Collected data
(begin)

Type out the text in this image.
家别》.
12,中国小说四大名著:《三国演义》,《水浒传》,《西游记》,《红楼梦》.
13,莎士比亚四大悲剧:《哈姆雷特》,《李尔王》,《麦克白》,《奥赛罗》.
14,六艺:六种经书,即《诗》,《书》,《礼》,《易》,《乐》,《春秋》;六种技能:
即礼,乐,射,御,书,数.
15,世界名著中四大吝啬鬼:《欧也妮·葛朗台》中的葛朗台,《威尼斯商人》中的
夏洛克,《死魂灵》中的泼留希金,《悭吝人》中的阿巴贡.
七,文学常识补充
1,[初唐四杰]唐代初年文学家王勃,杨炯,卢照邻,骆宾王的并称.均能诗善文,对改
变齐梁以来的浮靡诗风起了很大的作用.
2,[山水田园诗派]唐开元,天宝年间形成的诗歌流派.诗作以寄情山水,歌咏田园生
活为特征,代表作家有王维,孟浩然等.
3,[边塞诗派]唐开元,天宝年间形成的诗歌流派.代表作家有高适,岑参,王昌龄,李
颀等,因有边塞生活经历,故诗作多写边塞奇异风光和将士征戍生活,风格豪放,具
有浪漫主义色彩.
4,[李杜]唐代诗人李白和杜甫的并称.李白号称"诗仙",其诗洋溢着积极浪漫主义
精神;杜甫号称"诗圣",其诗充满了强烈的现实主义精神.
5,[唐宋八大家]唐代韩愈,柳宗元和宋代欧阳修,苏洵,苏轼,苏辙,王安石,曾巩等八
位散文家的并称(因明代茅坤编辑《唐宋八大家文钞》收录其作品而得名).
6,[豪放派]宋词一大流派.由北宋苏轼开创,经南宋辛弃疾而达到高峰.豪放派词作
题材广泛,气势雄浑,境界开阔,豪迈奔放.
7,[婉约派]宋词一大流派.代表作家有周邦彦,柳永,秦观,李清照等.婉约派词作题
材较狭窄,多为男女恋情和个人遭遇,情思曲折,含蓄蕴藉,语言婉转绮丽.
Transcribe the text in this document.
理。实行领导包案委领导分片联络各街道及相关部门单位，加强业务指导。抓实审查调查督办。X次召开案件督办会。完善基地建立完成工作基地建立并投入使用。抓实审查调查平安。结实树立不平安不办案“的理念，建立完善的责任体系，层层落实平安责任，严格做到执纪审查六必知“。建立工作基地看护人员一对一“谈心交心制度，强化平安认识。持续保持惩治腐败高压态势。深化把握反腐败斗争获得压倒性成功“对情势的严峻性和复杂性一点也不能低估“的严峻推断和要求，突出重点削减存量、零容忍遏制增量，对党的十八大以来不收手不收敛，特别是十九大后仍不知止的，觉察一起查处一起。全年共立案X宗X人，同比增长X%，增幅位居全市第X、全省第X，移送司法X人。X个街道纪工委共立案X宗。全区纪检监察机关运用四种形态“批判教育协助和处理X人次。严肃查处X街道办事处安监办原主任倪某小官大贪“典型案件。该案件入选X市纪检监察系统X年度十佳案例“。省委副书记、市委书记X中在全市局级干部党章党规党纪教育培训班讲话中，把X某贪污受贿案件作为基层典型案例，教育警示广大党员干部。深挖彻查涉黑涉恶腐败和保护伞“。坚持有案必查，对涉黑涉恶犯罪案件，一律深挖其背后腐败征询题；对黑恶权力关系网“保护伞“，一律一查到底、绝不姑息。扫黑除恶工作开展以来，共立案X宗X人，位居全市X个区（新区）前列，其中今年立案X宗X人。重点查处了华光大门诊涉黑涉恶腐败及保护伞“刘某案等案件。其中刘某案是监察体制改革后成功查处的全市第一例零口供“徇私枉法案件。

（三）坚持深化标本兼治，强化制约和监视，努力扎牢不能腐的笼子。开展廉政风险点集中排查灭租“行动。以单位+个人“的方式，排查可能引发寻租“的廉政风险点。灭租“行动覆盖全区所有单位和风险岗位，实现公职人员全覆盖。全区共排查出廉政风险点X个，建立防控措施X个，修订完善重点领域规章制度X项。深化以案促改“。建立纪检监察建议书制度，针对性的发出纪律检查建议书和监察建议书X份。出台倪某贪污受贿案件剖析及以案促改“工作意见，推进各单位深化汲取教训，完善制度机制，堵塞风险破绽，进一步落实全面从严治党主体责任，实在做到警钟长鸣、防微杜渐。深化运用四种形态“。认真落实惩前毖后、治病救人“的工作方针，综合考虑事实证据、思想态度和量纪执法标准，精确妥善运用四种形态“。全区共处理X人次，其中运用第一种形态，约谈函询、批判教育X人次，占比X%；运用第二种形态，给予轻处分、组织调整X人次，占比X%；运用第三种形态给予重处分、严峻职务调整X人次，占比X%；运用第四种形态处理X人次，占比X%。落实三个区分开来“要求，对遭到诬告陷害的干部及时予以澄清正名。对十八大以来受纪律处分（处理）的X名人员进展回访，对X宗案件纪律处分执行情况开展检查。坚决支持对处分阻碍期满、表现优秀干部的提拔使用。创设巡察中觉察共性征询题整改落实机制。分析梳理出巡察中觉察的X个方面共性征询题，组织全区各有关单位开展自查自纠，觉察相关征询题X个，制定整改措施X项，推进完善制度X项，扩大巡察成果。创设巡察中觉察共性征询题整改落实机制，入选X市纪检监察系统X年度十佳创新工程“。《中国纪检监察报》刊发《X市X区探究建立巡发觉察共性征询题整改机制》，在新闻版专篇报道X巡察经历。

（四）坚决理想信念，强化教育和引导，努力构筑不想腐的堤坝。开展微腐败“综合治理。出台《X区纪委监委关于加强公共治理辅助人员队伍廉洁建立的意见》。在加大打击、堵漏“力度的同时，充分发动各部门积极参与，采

(end)

**Request**
Search the data for "this". Copy every line that has it.

**Solution**
Type out the text in this image.
Transcribe the text in this document.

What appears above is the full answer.